* STATED GOAL *
Please print every record below exactly as it appears.

Items from a data source:
------------

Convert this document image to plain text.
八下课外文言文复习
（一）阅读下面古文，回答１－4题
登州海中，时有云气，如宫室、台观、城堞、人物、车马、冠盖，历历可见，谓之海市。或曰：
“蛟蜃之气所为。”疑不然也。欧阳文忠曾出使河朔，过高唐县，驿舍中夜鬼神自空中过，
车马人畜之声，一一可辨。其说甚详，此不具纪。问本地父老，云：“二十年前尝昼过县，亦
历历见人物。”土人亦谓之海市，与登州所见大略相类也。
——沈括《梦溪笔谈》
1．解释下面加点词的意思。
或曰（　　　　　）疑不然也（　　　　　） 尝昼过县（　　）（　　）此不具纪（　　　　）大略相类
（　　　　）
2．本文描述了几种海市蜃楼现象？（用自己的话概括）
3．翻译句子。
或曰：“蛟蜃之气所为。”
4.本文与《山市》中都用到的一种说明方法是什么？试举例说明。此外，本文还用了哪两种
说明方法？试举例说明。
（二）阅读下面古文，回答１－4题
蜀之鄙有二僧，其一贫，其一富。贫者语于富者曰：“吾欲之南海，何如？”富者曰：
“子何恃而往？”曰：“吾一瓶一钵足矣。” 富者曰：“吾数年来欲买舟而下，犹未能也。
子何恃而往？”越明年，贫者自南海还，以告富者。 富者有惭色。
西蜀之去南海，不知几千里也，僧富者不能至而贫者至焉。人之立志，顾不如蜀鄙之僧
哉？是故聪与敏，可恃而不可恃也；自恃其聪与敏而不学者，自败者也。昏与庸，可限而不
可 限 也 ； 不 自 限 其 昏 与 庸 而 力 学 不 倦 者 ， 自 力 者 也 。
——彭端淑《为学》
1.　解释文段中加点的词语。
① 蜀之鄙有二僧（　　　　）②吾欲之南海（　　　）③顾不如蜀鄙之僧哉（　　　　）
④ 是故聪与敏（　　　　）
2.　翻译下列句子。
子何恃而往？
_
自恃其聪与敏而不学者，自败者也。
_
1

------------

* RESULT OF THE EXERCISE *
Convert this document image to plain text.
八下课外文言文复习
（一）阅读下面古文，回答１－4题
登州海中，时有云气，如宫室、台观、城堞、人物、车马、冠盖，历历可见，谓之海市。或曰：
“蛟蜃之气所为。”疑不然也。欧阳文忠曾出使河朔，过高唐县，驿舍中夜鬼神自空中过，
车马人畜之声，一一可辨。其说甚详，此不具纪。问本地父老，云：“二十年前尝昼过县，亦
历历见人物。”土人亦谓之海市，与登州所见大略相类也。
——沈括《梦溪笔谈》
1．解释下面加点词的意思。
或曰（　　　　　）疑不然也（　　　　　） 尝昼过县（　　）（　　）此不具纪（　　　　）大略相类
（　　　　）
2．本文描述了几种海市蜃楼现象？（用自己的话概括）
3．翻译句子。
或曰：“蛟蜃之气所为。”
4.本文与《山市》中都用到的一种说明方法是什么？试举例说明。此外，本文还用了哪两种
说明方法？试举例说明。
（二）阅读下面古文，回答１－4题
蜀之鄙有二僧，其一贫，其一富。贫者语于富者曰：“吾欲之南海，何如？”富者曰：
“子何恃而往？”曰：“吾一瓶一钵足矣。” 富者曰：“吾数年来欲买舟而下，犹未能也。
子何恃而往？”越明年，贫者自南海还，以告富者。 富者有惭色。
西蜀之去南海，不知几千里也，僧富者不能至而贫者至焉。人之立志，顾不如蜀鄙之僧
哉？是故聪与敏，可恃而不可恃也；自恃其聪与敏而不学者，自败者也。昏与庸，可限而不
可 限 也 ； 不 自 限 其 昏 与 庸 而 力 学 不 倦 者 ， 自 力 者 也 。
——彭端淑《为学》
1.　解释文段中加点的词语。
① 蜀之鄙有二僧（　　　　）②吾欲之南海（　　　）③顾不如蜀鄙之僧哉（　　　　）
④ 是故聪与敏（　　　　）
2.　翻译下列句子。
子何恃而往？
_
自恃其聪与敏而不学者，自败者也。
_
1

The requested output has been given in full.